## Exercise inputs
************

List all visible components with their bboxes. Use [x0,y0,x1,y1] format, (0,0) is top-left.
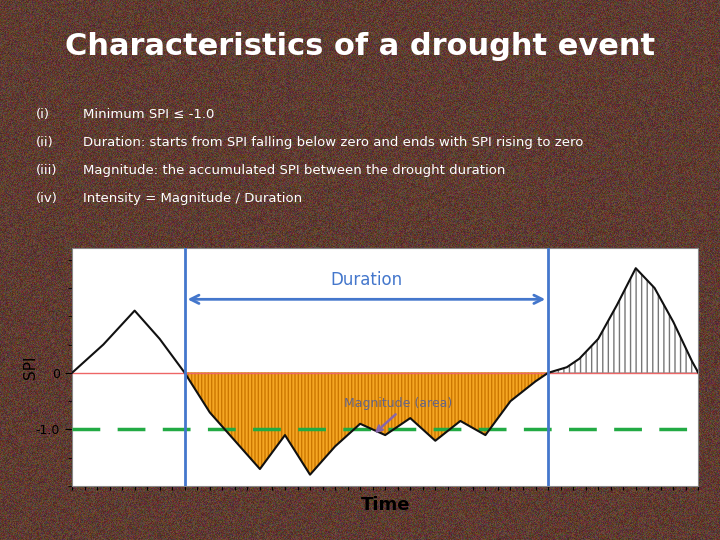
Text: Magnitude (area): Magnitude (area) [343,396,452,410]
Text: Duration: Duration [330,271,402,289]
Text: Intensity = Magnitude / Duration: Intensity = Magnitude / Duration [83,192,302,205]
Text: Characteristics of a drought event: Characteristics of a drought event [65,32,655,62]
Y-axis label: SPI: SPI [23,355,37,379]
Text: (iii): (iii) [36,164,58,177]
Text: Magnitude: the accumulated SPI between the drought duration: Magnitude: the accumulated SPI between t… [83,164,505,177]
Text: (ii): (ii) [36,136,54,149]
X-axis label: Time: Time [361,496,410,514]
Text: (i): (i) [36,108,50,121]
Text: Duration: starts from SPI falling below zero and ends with SPI rising to zero: Duration: starts from SPI falling below … [83,136,583,149]
Text: (iv): (iv) [36,192,58,205]
Text: Minimum SPI ≤ -1.0: Minimum SPI ≤ -1.0 [83,108,214,121]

************

## Task to carry out
Please reproduce all of the data above word for word, but leave out the picture.

## Result of the task
List all visible components with their bboxes. Use [x0,y0,x1,y1] format, (0,0) is top-left.
Text: Magnitude (area): Magnitude (area) [343,396,452,410]
Text: Duration: Duration [330,271,402,289]
Text: Intensity = Magnitude / Duration: Intensity = Magnitude / Duration [83,192,302,205]
Text: Characteristics of a drought event: Characteristics of a drought event [65,32,655,62]
Y-axis label: SPI: SPI [23,355,37,379]
Text: (iii): (iii) [36,164,58,177]
Text: Magnitude: the accumulated SPI between the drought duration: Magnitude: the accumulated SPI between t… [83,164,505,177]
Text: (ii): (ii) [36,136,54,149]
X-axis label: Time: Time [361,496,410,514]
Text: (i): (i) [36,108,50,121]
Text: Duration: starts from SPI falling below zero and ends with SPI rising to zero: Duration: starts from SPI falling below … [83,136,583,149]
Text: (iv): (iv) [36,192,58,205]
Text: Minimum SPI ≤ -1.0: Minimum SPI ≤ -1.0 [83,108,214,121]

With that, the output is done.